Exercise details: Copy every line of the entry below without any change, but leave out the picture.

— BEGIN Task input —

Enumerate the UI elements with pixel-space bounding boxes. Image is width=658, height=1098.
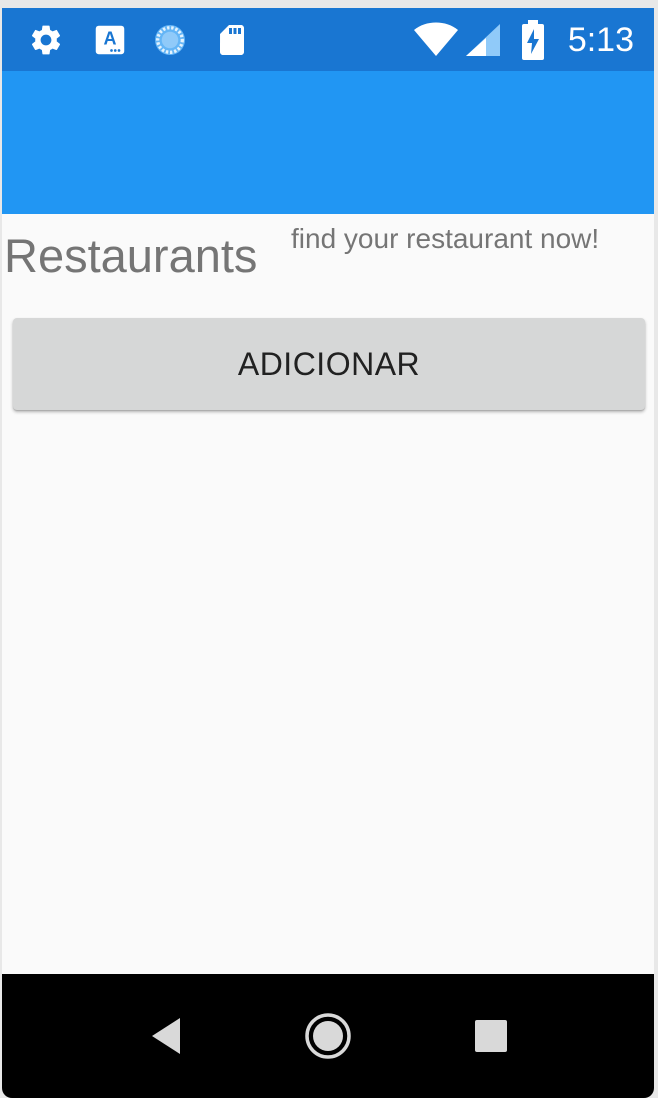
home-icon[interactable] — [300, 1008, 356, 1064]
page-title: Restaurants — [4, 229, 258, 282]
clock-time: 5:13 — [567, 21, 634, 59]
recents-icon[interactable] — [463, 1008, 519, 1064]
status-bar: A 5:13 — [2, 8, 654, 71]
cellular-signal-icon — [464, 22, 502, 58]
app-bar — [2, 71, 654, 214]
add-button[interactable]: ADICIONAR — [13, 318, 645, 410]
sync-loading-icon — [152, 22, 188, 58]
settings-icon — [28, 22, 64, 58]
sd-card-icon — [214, 22, 250, 58]
svg-text:A: A — [104, 29, 117, 49]
back-icon[interactable] — [138, 1008, 194, 1064]
page-tagline: find your restaurant now! — [291, 223, 600, 254]
battery-charging-icon — [520, 20, 546, 60]
navigation-bar — [2, 974, 654, 1098]
main-content: Restaurants find your restaurant now! AD… — [2, 214, 654, 974]
wifi-icon — [414, 22, 458, 58]
phone-screen: A 5:13 Restaurants find your restaurant … — [2, 8, 654, 1098]
keyboard-a-icon: A — [92, 22, 128, 58]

— END Task input —

Answer to the problem:
Enumerate the UI elements with pixel-space bounding boxes. Image is width=658, height=1098.
home-icon[interactable] — [300, 1008, 356, 1064]
page-title: Restaurants — [4, 229, 258, 282]
clock-time: 5:13 — [567, 21, 634, 59]
recents-icon[interactable] — [463, 1008, 519, 1064]
status-bar: A 5:13 — [2, 8, 654, 71]
cellular-signal-icon — [464, 22, 502, 58]
app-bar — [2, 71, 654, 214]
add-button[interactable]: ADICIONAR — [13, 318, 645, 410]
sync-loading-icon — [152, 22, 188, 58]
settings-icon — [28, 22, 64, 58]
sd-card-icon — [214, 22, 250, 58]
svg-text:A: A — [104, 29, 117, 49]
back-icon[interactable] — [138, 1008, 194, 1064]
page-tagline: find your restaurant now! — [291, 223, 600, 254]
battery-charging-icon — [520, 20, 546, 60]
navigation-bar — [2, 974, 654, 1098]
main-content: Restaurants find your restaurant now! AD… — [2, 214, 654, 974]
wifi-icon — [414, 22, 458, 58]
phone-screen: A 5:13 Restaurants find your restaurant … — [2, 8, 654, 1098]
keyboard-a-icon: A — [92, 22, 128, 58]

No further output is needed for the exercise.